Leave out the pictures and return every entry exactly as it appears.

— START OF DATA SUPPLIED —

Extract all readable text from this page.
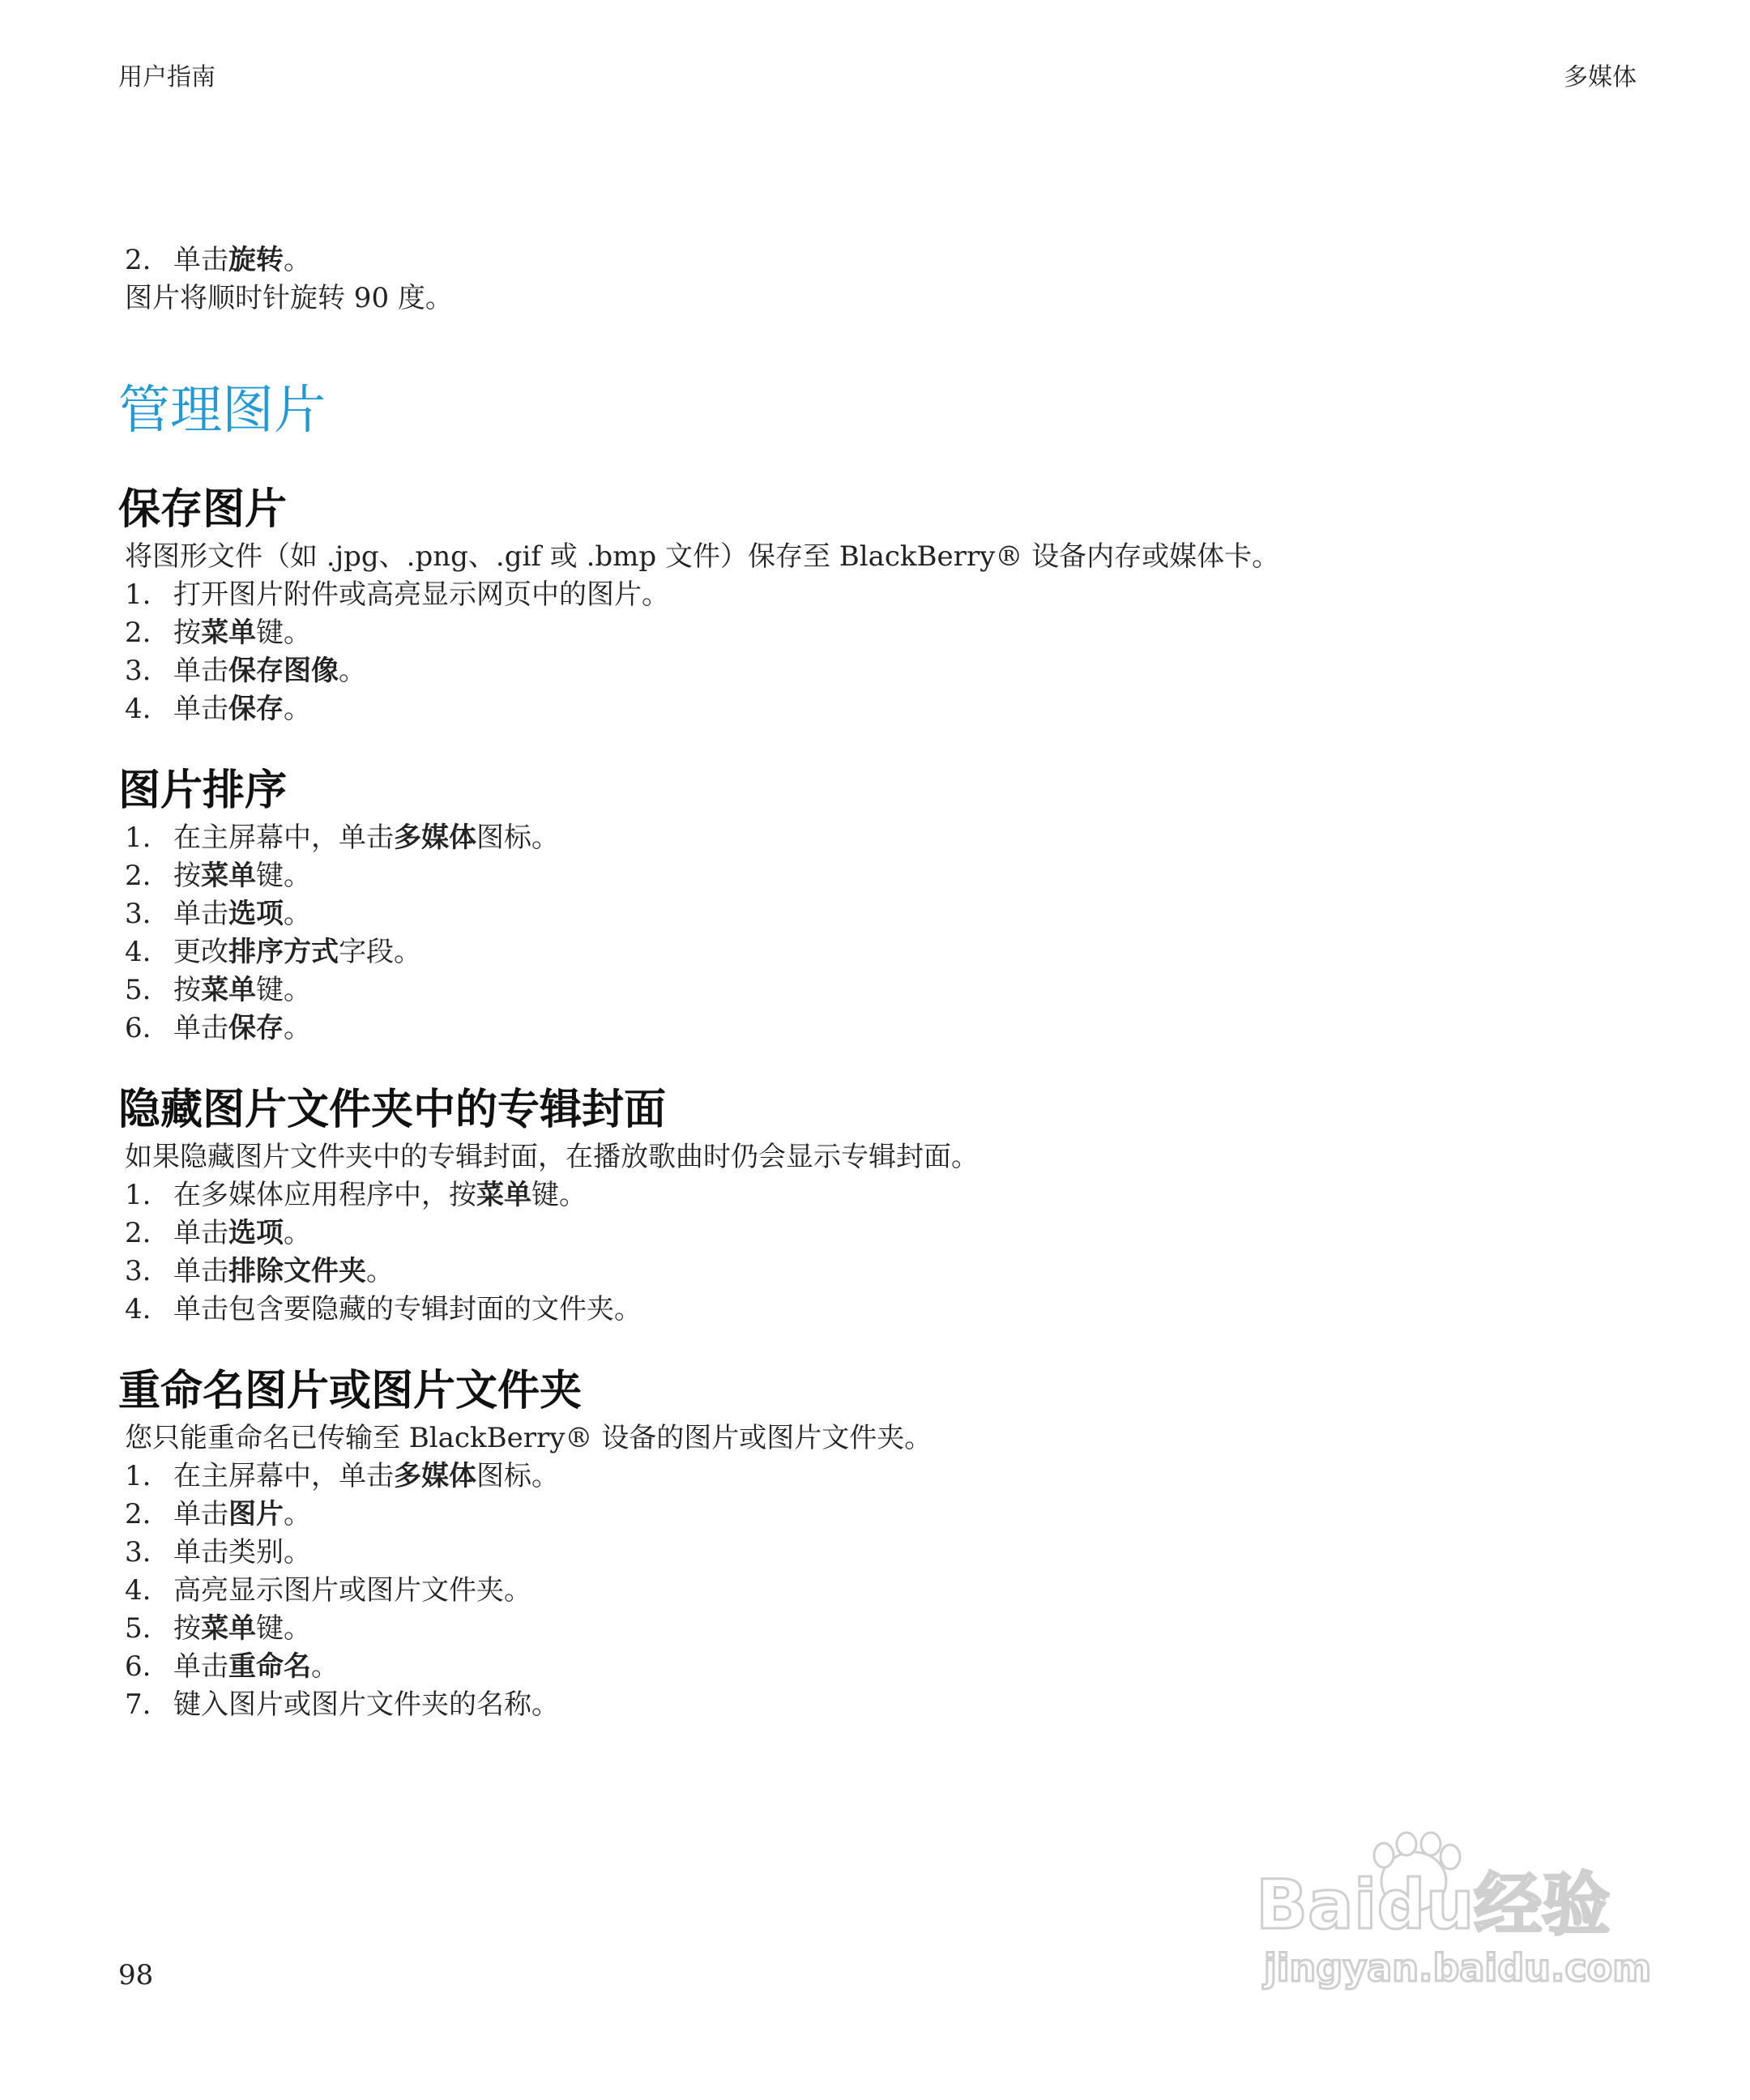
用户指南	多媒体
2. 单击旋转。
图片将顺时针旋转 90 度。
管理图片
保存图片
将图形文件（如 .jpg、.png、.gif 或 .bmp 文件）保存至 BlackBerry® 设备内存或媒体卡。
1. 打开图片附件或高亮显示网页中的图片。
2. 按菜单键。
3. 单击保存图像。
4. 单击保存。
图片排序
1. 在主屏幕中，单击多媒体图标。
2. 按菜单键。
3. 单击选项。
4. 更改排序方式字段。
5. 按菜单键。
6. 单击保存。
隐藏图片文件夹中的专辑封面
如果隐藏图片文件夹中的专辑封面，在播放歌曲时仍会显示专辑封面。
1. 在多媒体应用程序中，按菜单键。
2. 单击选项。
3. 单击排除文件夹。
4. 单击包含要隐藏的专辑封面的文件夹。
重命名图片或图片文件夹
您只能重命名已传输至 BlackBerry® 设备的图片或图片文件夹。
1. 在主屏幕中，单击多媒体图标。
2. 单击图片。
3. 单击类别。
4. 高亮显示图片或图片文件夹。
5. 按菜单键。
6. 单击重命名。
7. 键入图片或图片文件夹的名称。
98
Baidu经验
jingyan.baidu.com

— END OF DATA SUPPLIED —

**SOLUTION BELOW:**
Extract all readable text from this page.
用户指南	多媒体
2. 单击旋转。
图片将顺时针旋转 90 度。
管理图片
保存图片
将图形文件（如 .jpg、.png、.gif 或 .bmp 文件）保存至 BlackBerry® 设备内存或媒体卡。
1. 打开图片附件或高亮显示网页中的图片。
2. 按菜单键。
3. 单击保存图像。
4. 单击保存。
图片排序
1. 在主屏幕中，单击多媒体图标。
2. 按菜单键。
3. 单击选项。
4. 更改排序方式字段。
5. 按菜单键。
6. 单击保存。
隐藏图片文件夹中的专辑封面
如果隐藏图片文件夹中的专辑封面，在播放歌曲时仍会显示专辑封面。
1. 在多媒体应用程序中，按菜单键。
2. 单击选项。
3. 单击排除文件夹。
4. 单击包含要隐藏的专辑封面的文件夹。
重命名图片或图片文件夹
您只能重命名已传输至 BlackBerry® 设备的图片或图片文件夹。
1. 在主屏幕中，单击多媒体图标。
2. 单击图片。
3. 单击类别。
4. 高亮显示图片或图片文件夹。
5. 按菜单键。
6. 单击重命名。
7. 键入图片或图片文件夹的名称。
98
Baidu经验
jingyan.baidu.com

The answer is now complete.